DIRECTIONS: Read the lines below. Copy out any that hold the string "MEMORY".

-- Start of PROVIDED ENTRIES --

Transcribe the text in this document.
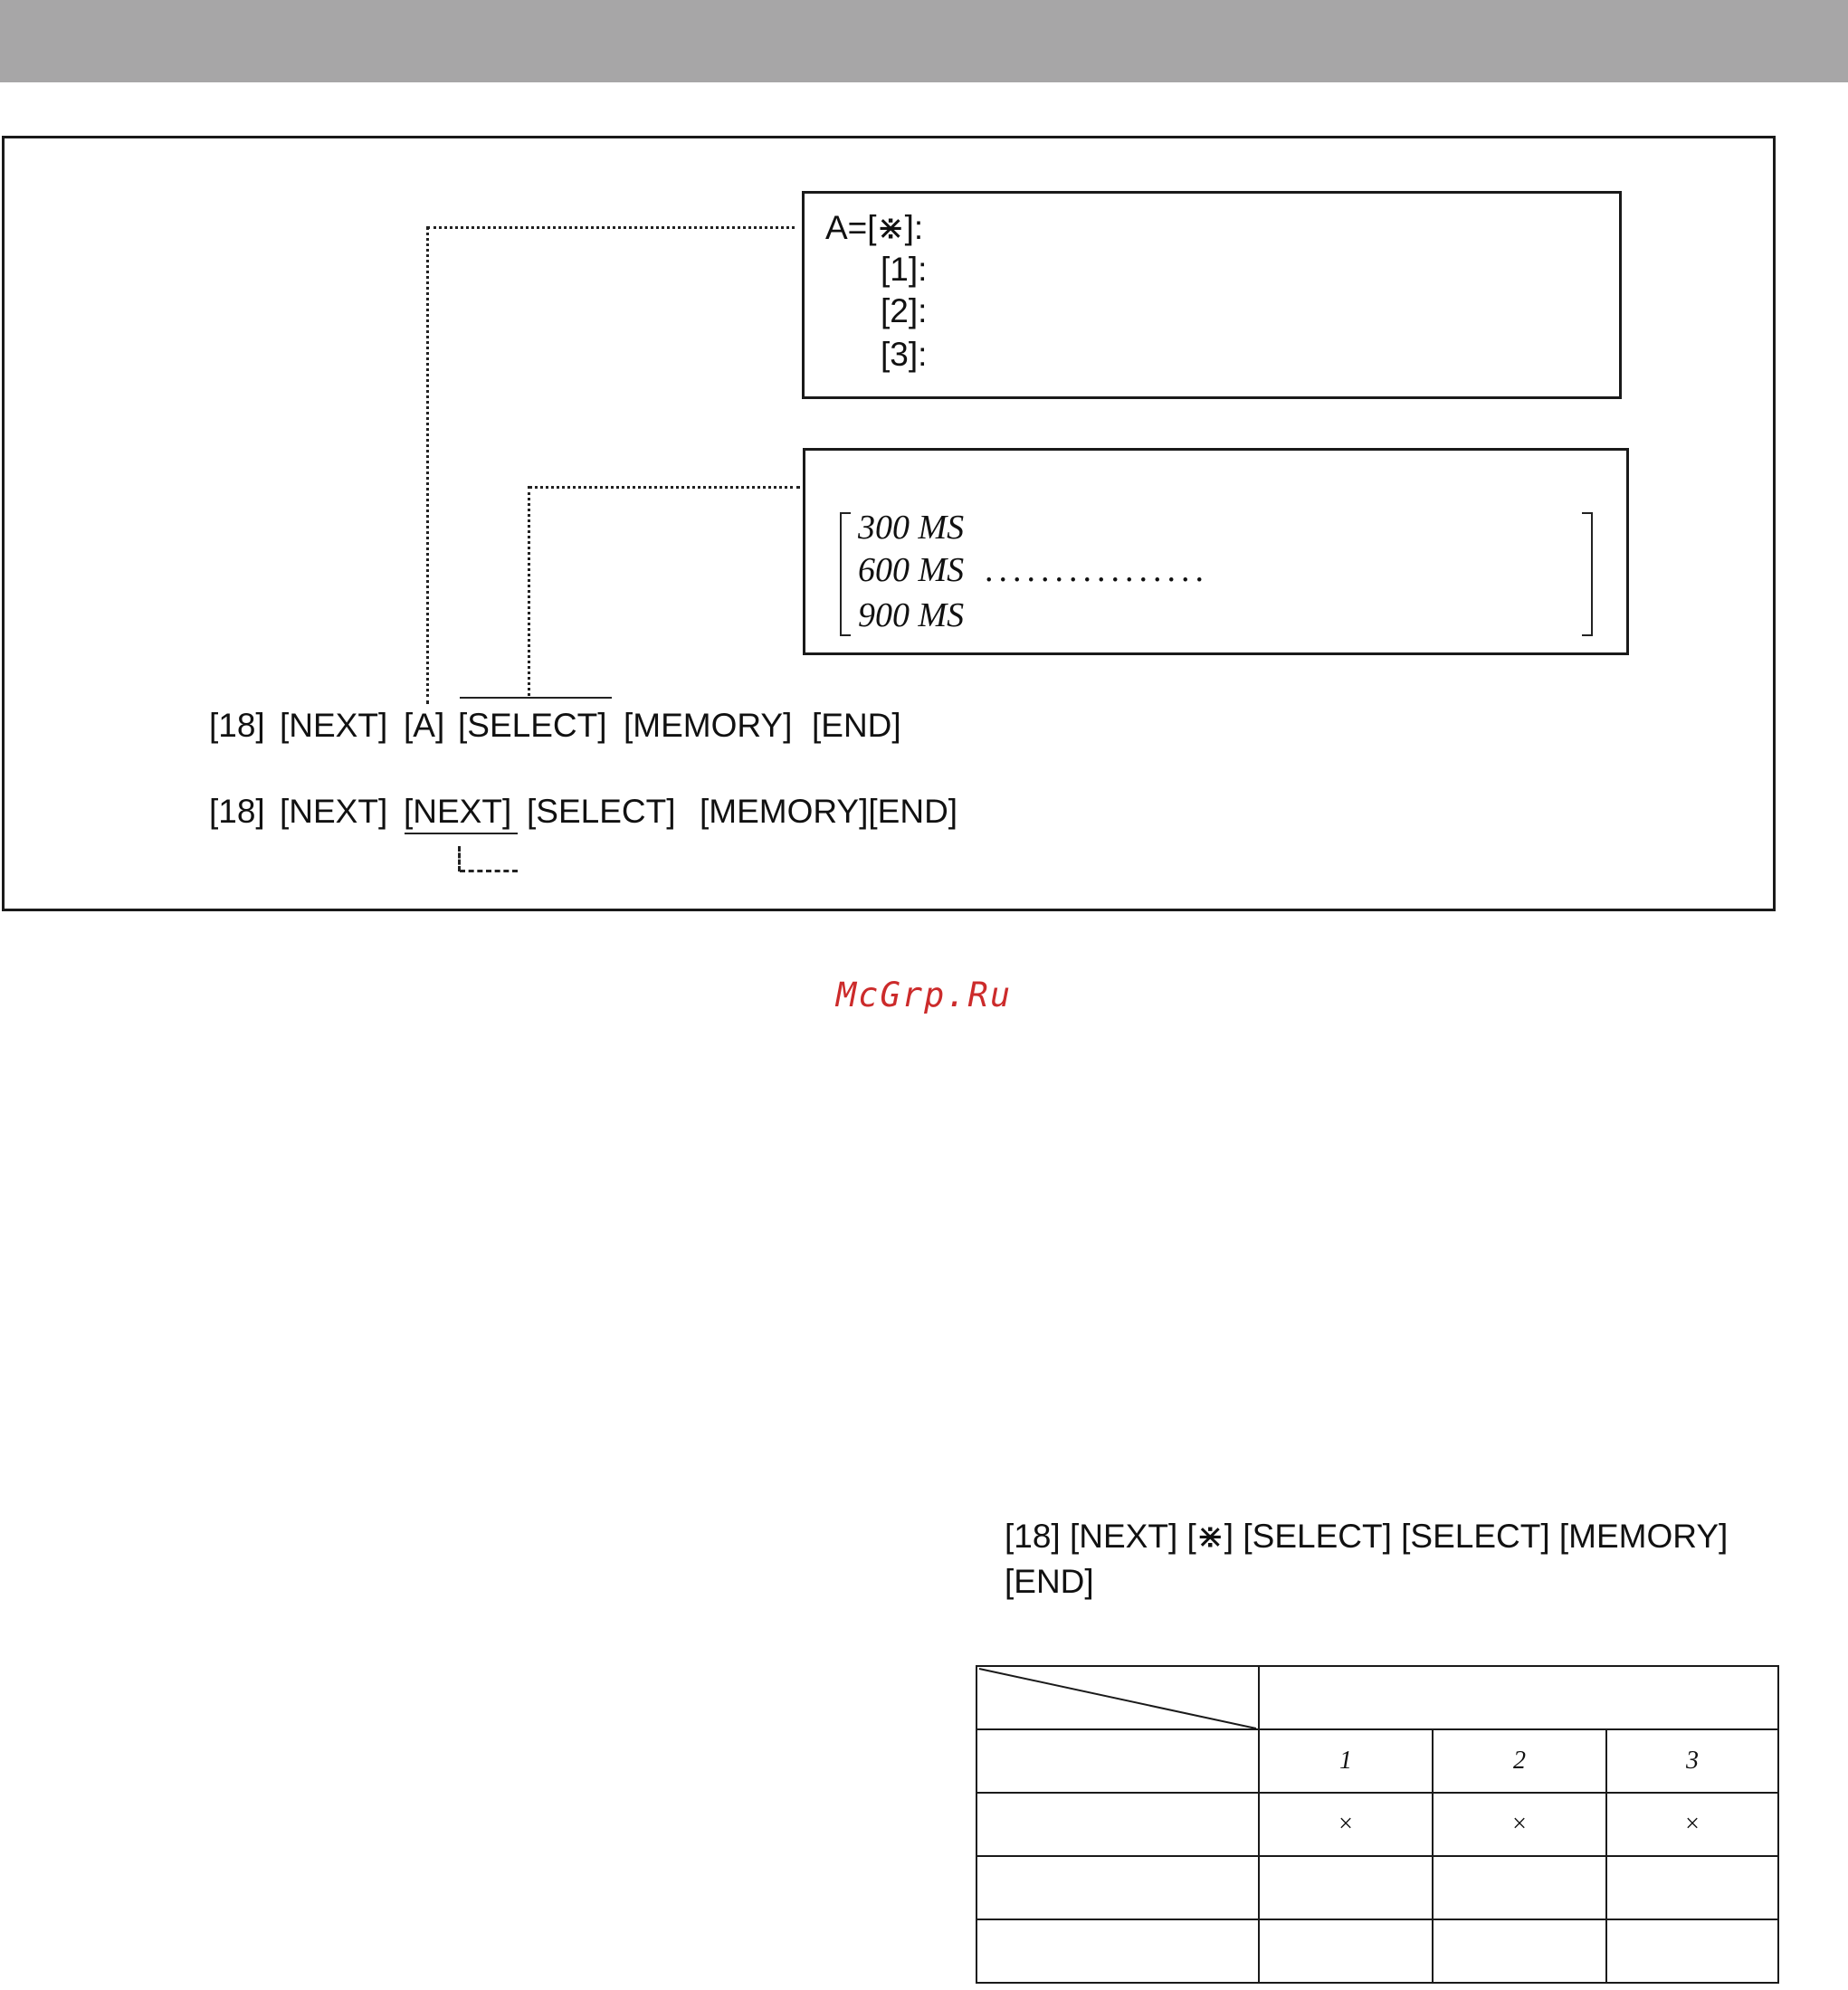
A=[⋇]:
[1]:
[2]:
[3]:
300 MS
600 MS ................
900 MS
[18] [NEXT] [A] [SELECT] [MEMORY] [END]
[18] [NEXT] [NEXT] [SELECT] [MEMORY][END]
McGrp.Ru
[18] [NEXT] [⋇] [SELECT] [SELECT] [MEMORY]
[END]

	1	2	3
	×	×	×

-- End of PROVIDED ENTRIES --

WRITTEN ANSWER:
[18] [NEXT] [A] [SELECT] [MEMORY] [END]
[18] [NEXT] [NEXT] [SELECT] [MEMORY][END]
[18] [NEXT] [⋇] [SELECT] [SELECT] [MEMORY]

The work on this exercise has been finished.